[Extracted records]
________________
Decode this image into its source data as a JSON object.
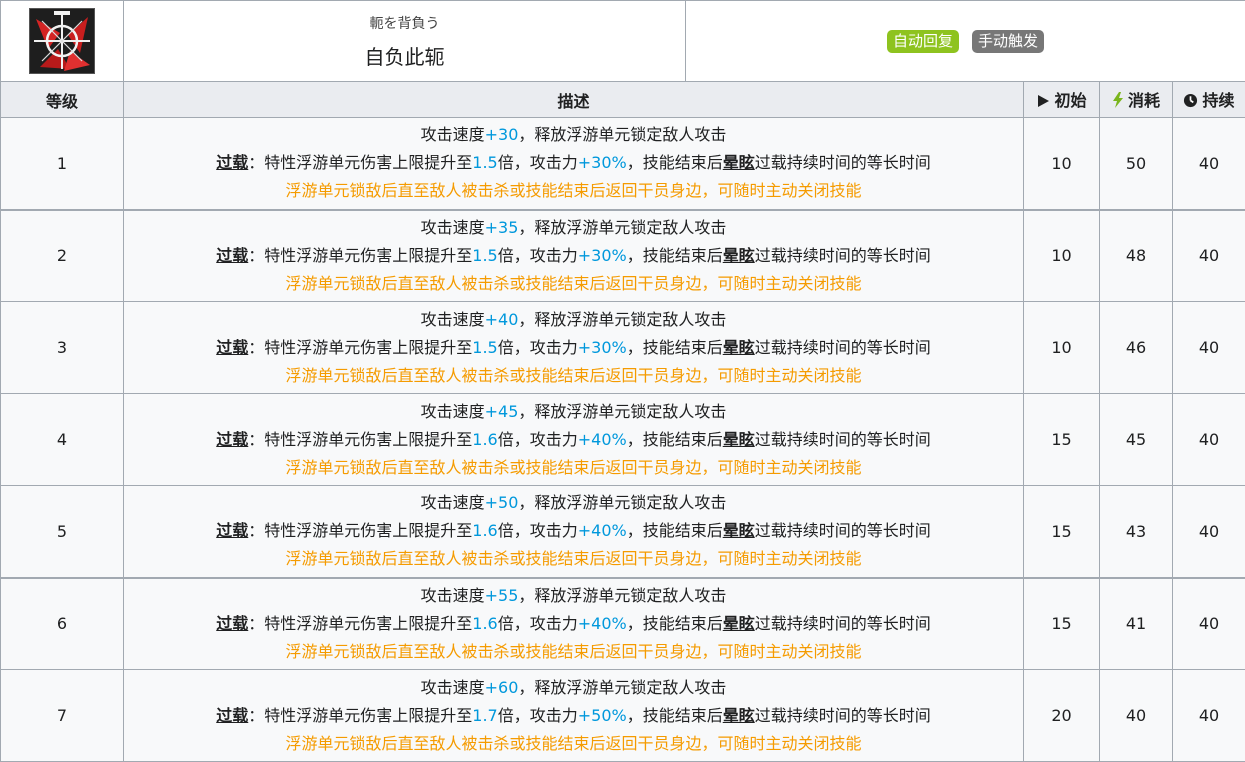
{
  "skill": {
    "subtitle": "軛を背負う",
    "title": "自负此轭",
    "tags": [
      {
        "label": "自动回复",
        "color": "#8ec31f"
      },
      {
        "label": "手动触发",
        "color": "#777777"
      }
    ]
  },
  "columns": {
    "level": "等级",
    "description": "描述",
    "initial": "初始",
    "cost": "消耗",
    "duration": "持续",
    "initial_icon": "play-icon",
    "cost_icon": "lightning-icon",
    "duration_icon": "clock-icon"
  },
  "common": {
    "line1_prefix": "攻击速度",
    "line1_suffix": "，释放浮游单元锁定敌人攻击",
    "overload_label": "过载",
    "line2_a": "：特性浮游单元伤害上限提升至",
    "line2_b": "倍，攻击力",
    "line2_c": "，技能结束后",
    "stun_label": "晕眩",
    "line2_d": "过载持续时间的等长时间",
    "line3": "浮游单元锁敌后直至敌人被击杀或技能结束后返回干员身边，可随时主动关闭技能"
  },
  "rows": [
    {
      "level": "1",
      "atk_speed": "+30",
      "cap": "1.5",
      "atk": "+30%",
      "initial": "10",
      "cost": "50",
      "duration": "40"
    },
    {
      "level": "2",
      "atk_speed": "+35",
      "cap": "1.5",
      "atk": "+30%",
      "initial": "10",
      "cost": "48",
      "duration": "40"
    },
    {
      "level": "3",
      "atk_speed": "+40",
      "cap": "1.5",
      "atk": "+30%",
      "initial": "10",
      "cost": "46",
      "duration": "40"
    },
    {
      "level": "4",
      "atk_speed": "+45",
      "cap": "1.6",
      "atk": "+40%",
      "initial": "15",
      "cost": "45",
      "duration": "40"
    },
    {
      "level": "5",
      "atk_speed": "+50",
      "cap": "1.6",
      "atk": "+40%",
      "initial": "15",
      "cost": "43",
      "duration": "40"
    },
    {
      "level": "6",
      "atk_speed": "+55",
      "cap": "1.6",
      "atk": "+40%",
      "initial": "15",
      "cost": "41",
      "duration": "40"
    },
    {
      "level": "7",
      "atk_speed": "+60",
      "cap": "1.7",
      "atk": "+50%",
      "initial": "20",
      "cost": "40",
      "duration": "40"
    }
  ],
  "colors": {
    "header_bg": "#eaecf0",
    "row_bg": "#f8f9fa",
    "border": "#a2a9b1",
    "blue_value": "#0098dc",
    "orange_note": "#f59b00",
    "cost_icon": "#7ab51d"
  }
}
________________
__Direction__. Leaving aside the images, write out the entries above word for word.

__Exercise result__.
Decode this image into its source data as a JSON object.
{
  "skill": {
    "subtitle": "軛を背負う",
    "title": "自负此轭",
    "tags": [
      {
        "label": "自动回复",
        "color": "#8ec31f"
      },
      {
        "label": "手动触发",
        "color": "#777777"
      }
    ]
  },
  "columns": {
    "level": "等级",
    "description": "描述",
    "initial": "初始",
    "cost": "消耗",
    "duration": "持续",
    "initial_icon": "play-icon",
    "cost_icon": "lightning-icon",
    "duration_icon": "clock-icon"
  },
  "common": {
    "line1_prefix": "攻击速度",
    "line1_suffix": "，释放浮游单元锁定敌人攻击",
    "overload_label": "过载",
    "line2_a": "：特性浮游单元伤害上限提升至",
    "line2_b": "倍，攻击力",
    "line2_c": "，技能结束后",
    "stun_label": "晕眩",
    "line2_d": "过载持续时间的等长时间",
    "line3": "浮游单元锁敌后直至敌人被击杀或技能结束后返回干员身边，可随时主动关闭技能"
  },
  "rows": [
    {
      "level": "1",
      "atk_speed": "+30",
      "cap": "1.5",
      "atk": "+30%",
      "initial": "10",
      "cost": "50",
      "duration": "40"
    },
    {
      "level": "2",
      "atk_speed": "+35",
      "cap": "1.5",
      "atk": "+30%",
      "initial": "10",
      "cost": "48",
      "duration": "40"
    },
    {
      "level": "3",
      "atk_speed": "+40",
      "cap": "1.5",
      "atk": "+30%",
      "initial": "10",
      "cost": "46",
      "duration": "40"
    },
    {
      "level": "4",
      "atk_speed": "+45",
      "cap": "1.6",
      "atk": "+40%",
      "initial": "15",
      "cost": "45",
      "duration": "40"
    },
    {
      "level": "5",
      "atk_speed": "+50",
      "cap": "1.6",
      "atk": "+40%",
      "initial": "15",
      "cost": "43",
      "duration": "40"
    },
    {
      "level": "6",
      "atk_speed": "+55",
      "cap": "1.6",
      "atk": "+40%",
      "initial": "15",
      "cost": "41",
      "duration": "40"
    },
    {
      "level": "7",
      "atk_speed": "+60",
      "cap": "1.7",
      "atk": "+50%",
      "initial": "20",
      "cost": "40",
      "duration": "40"
    }
  ],
  "colors": {
    "header_bg": "#eaecf0",
    "row_bg": "#f8f9fa",
    "border": "#a2a9b1",
    "blue_value": "#0098dc",
    "orange_note": "#f59b00",
    "cost_icon": "#7ab51d"
  }
}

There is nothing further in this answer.